--- EXERCISE ---
Check every line for the word "once" and give the number of lines where it occurs, nothing else.

* Start *

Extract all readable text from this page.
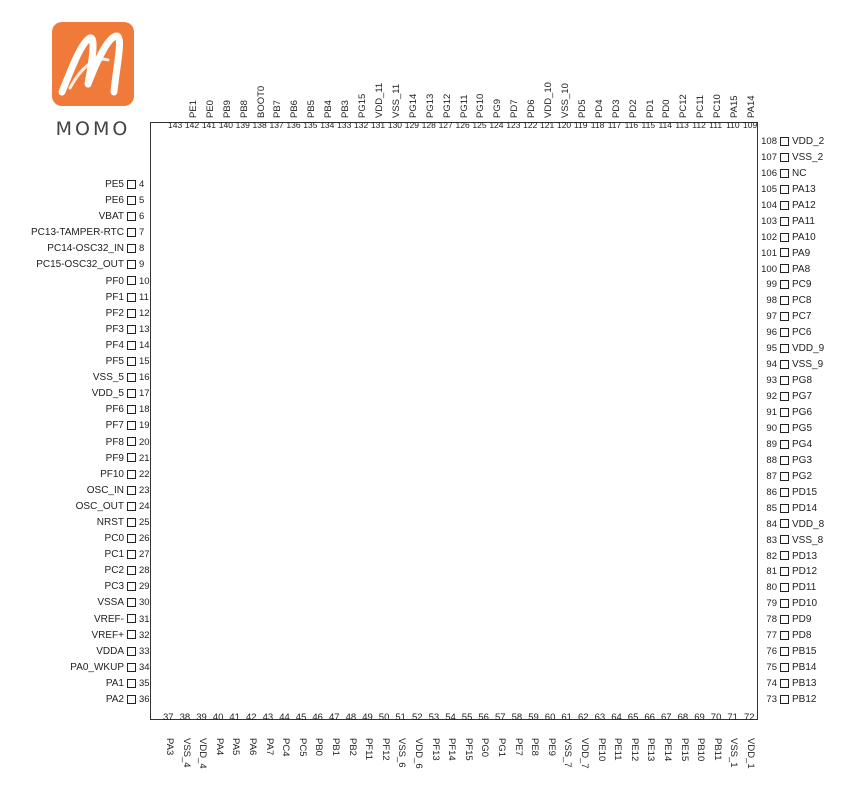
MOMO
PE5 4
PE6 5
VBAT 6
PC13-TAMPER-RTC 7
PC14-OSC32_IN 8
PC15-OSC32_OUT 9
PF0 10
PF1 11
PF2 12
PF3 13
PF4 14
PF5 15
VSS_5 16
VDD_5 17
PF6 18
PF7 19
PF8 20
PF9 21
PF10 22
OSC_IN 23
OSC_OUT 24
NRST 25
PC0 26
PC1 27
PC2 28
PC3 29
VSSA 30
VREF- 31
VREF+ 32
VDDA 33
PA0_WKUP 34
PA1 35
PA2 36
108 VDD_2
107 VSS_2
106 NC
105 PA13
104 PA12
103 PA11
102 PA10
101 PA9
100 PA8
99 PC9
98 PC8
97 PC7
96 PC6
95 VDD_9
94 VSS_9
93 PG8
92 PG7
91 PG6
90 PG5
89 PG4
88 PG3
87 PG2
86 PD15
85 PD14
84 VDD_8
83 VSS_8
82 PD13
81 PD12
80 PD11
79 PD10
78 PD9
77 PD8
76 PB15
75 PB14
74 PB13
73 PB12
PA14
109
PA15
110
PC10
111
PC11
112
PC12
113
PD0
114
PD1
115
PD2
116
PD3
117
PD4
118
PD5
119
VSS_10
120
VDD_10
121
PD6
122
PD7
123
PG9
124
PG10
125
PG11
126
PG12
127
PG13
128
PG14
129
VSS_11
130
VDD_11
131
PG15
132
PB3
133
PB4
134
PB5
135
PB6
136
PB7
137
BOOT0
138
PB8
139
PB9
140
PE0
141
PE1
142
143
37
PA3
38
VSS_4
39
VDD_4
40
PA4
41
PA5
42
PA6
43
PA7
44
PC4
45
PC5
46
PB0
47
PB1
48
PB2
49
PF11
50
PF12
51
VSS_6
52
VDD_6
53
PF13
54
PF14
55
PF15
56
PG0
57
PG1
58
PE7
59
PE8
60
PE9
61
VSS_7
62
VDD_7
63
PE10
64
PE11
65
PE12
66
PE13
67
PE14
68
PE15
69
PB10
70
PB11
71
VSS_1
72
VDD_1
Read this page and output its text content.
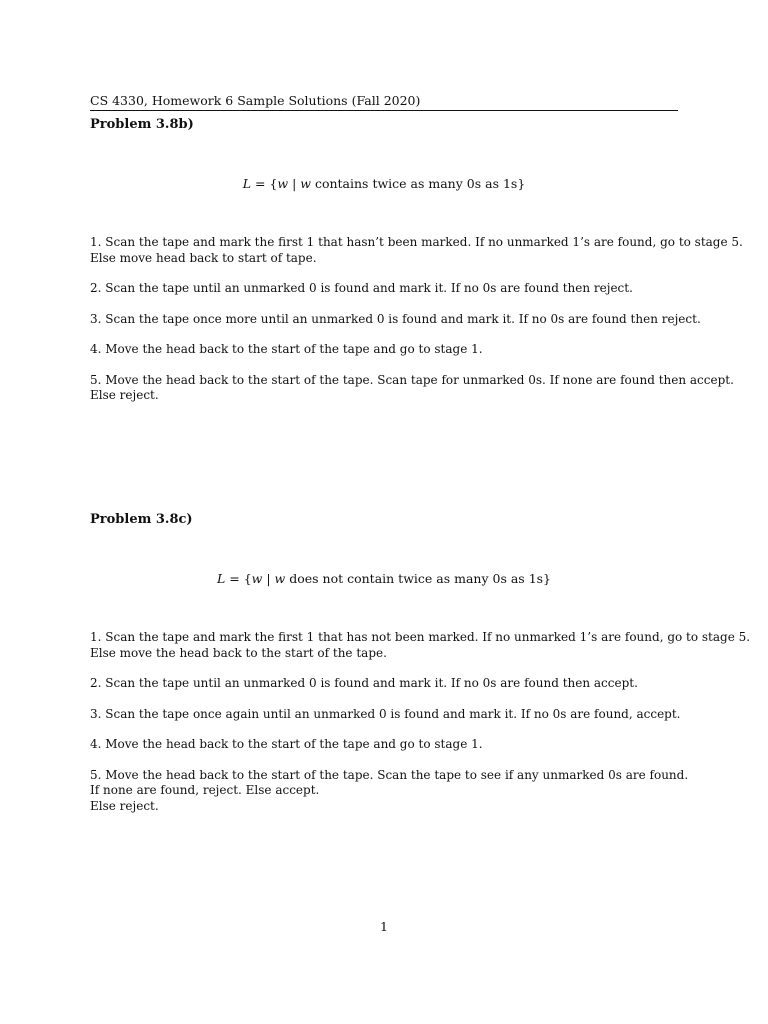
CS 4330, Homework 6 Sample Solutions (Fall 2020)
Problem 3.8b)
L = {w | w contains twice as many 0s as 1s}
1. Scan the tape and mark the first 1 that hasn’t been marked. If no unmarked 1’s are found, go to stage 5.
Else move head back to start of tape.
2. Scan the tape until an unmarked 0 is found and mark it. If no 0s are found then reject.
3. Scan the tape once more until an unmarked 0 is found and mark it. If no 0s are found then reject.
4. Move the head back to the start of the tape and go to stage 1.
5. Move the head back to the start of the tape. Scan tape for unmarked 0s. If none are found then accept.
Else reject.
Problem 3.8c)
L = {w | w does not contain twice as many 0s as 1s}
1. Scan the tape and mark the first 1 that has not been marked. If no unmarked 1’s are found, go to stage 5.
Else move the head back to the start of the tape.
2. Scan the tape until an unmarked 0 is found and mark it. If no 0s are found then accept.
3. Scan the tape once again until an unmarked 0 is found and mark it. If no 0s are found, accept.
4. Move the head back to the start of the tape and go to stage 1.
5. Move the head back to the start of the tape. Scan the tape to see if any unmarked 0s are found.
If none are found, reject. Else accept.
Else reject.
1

* End *
* Start *

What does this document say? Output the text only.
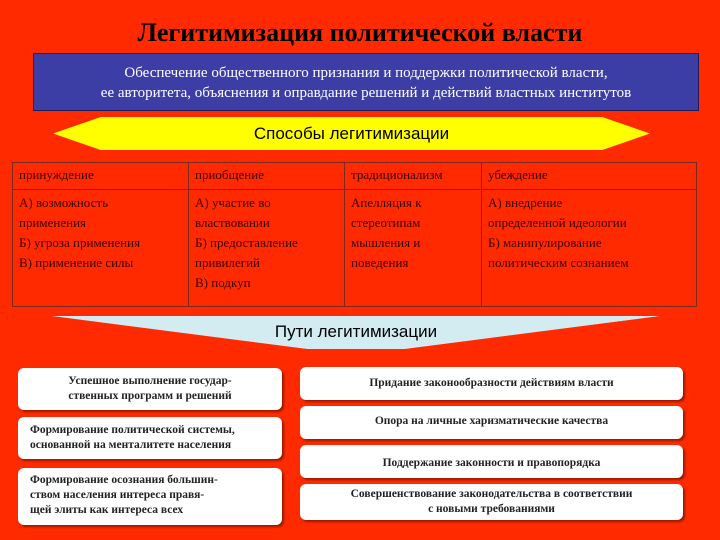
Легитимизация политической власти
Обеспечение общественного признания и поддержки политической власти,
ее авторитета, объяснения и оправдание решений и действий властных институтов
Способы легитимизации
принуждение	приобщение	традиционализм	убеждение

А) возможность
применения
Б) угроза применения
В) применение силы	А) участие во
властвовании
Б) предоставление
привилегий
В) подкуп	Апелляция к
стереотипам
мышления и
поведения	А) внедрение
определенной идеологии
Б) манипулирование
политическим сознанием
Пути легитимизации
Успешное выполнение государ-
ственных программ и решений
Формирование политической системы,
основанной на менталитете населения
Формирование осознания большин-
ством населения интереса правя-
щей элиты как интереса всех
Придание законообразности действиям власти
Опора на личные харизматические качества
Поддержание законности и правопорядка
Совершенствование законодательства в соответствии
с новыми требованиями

* End *
* Start *

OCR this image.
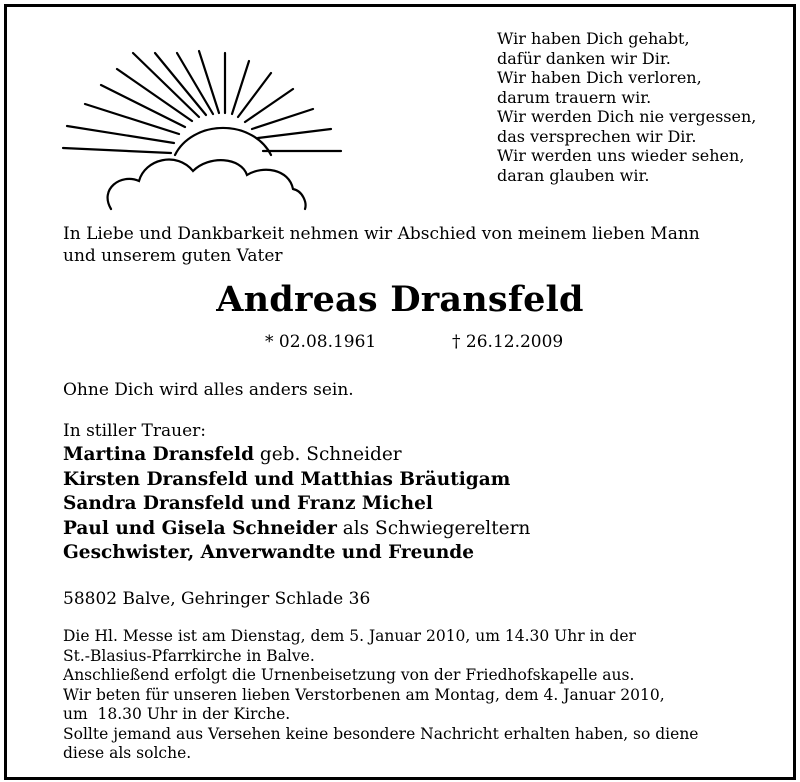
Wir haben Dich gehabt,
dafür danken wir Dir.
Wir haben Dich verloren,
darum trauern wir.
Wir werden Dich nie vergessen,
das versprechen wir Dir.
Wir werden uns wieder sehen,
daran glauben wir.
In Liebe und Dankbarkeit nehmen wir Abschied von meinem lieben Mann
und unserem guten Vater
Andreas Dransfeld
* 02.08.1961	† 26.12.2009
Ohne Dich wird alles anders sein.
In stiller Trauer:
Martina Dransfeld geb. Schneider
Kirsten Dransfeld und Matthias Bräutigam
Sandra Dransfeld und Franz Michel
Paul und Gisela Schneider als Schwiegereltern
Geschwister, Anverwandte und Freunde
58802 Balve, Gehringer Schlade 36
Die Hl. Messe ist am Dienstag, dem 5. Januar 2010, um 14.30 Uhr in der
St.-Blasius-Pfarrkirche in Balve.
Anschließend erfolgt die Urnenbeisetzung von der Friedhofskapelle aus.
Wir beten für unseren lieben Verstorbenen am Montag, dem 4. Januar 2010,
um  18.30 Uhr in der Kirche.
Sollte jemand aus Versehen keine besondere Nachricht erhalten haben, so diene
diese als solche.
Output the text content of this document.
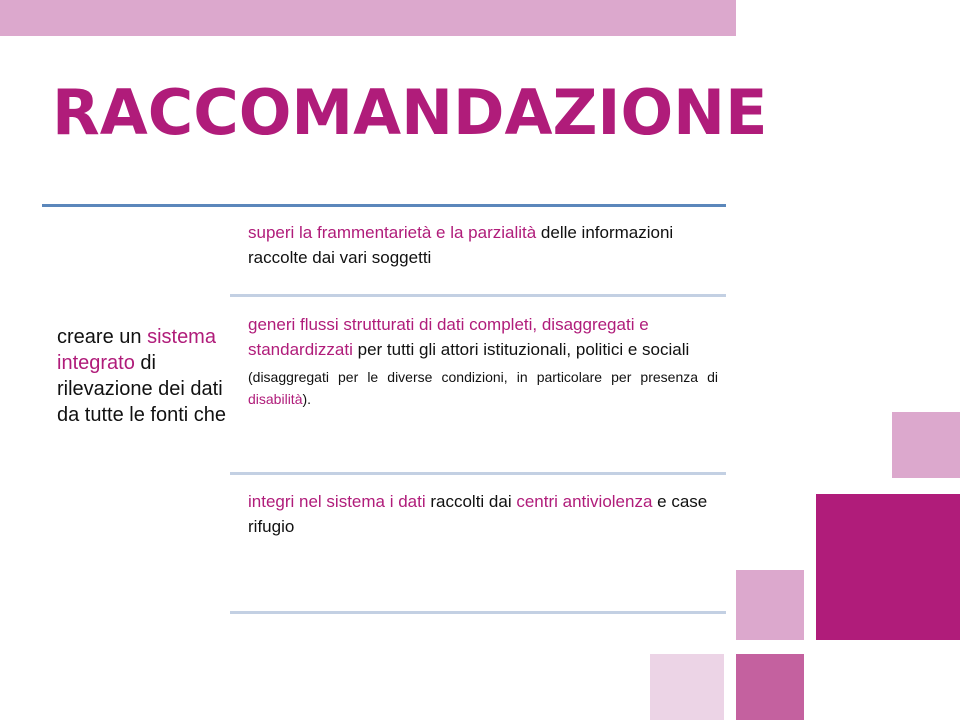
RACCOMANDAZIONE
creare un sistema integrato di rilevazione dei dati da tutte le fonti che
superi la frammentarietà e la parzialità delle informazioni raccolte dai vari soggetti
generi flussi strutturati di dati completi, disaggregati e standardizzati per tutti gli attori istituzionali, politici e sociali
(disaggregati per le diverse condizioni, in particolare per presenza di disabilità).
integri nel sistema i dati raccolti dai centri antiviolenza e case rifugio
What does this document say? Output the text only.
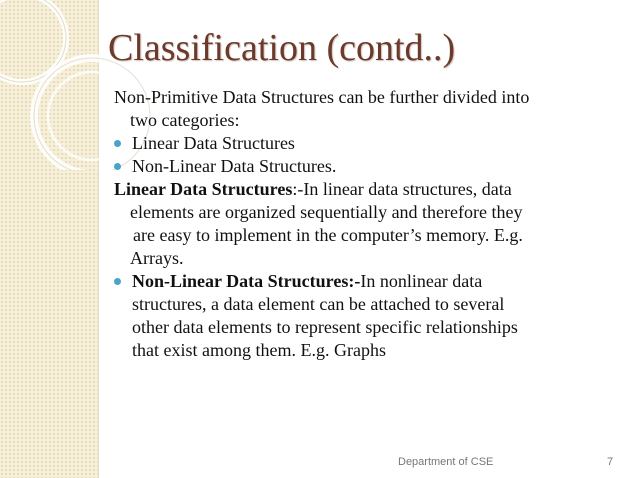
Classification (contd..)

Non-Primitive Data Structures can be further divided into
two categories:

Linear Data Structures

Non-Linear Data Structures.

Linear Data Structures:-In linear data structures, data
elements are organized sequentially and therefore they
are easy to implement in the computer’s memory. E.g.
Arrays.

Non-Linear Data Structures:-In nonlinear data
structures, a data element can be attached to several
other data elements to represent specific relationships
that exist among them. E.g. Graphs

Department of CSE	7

* End *

--- WORKED ANSWER ---
2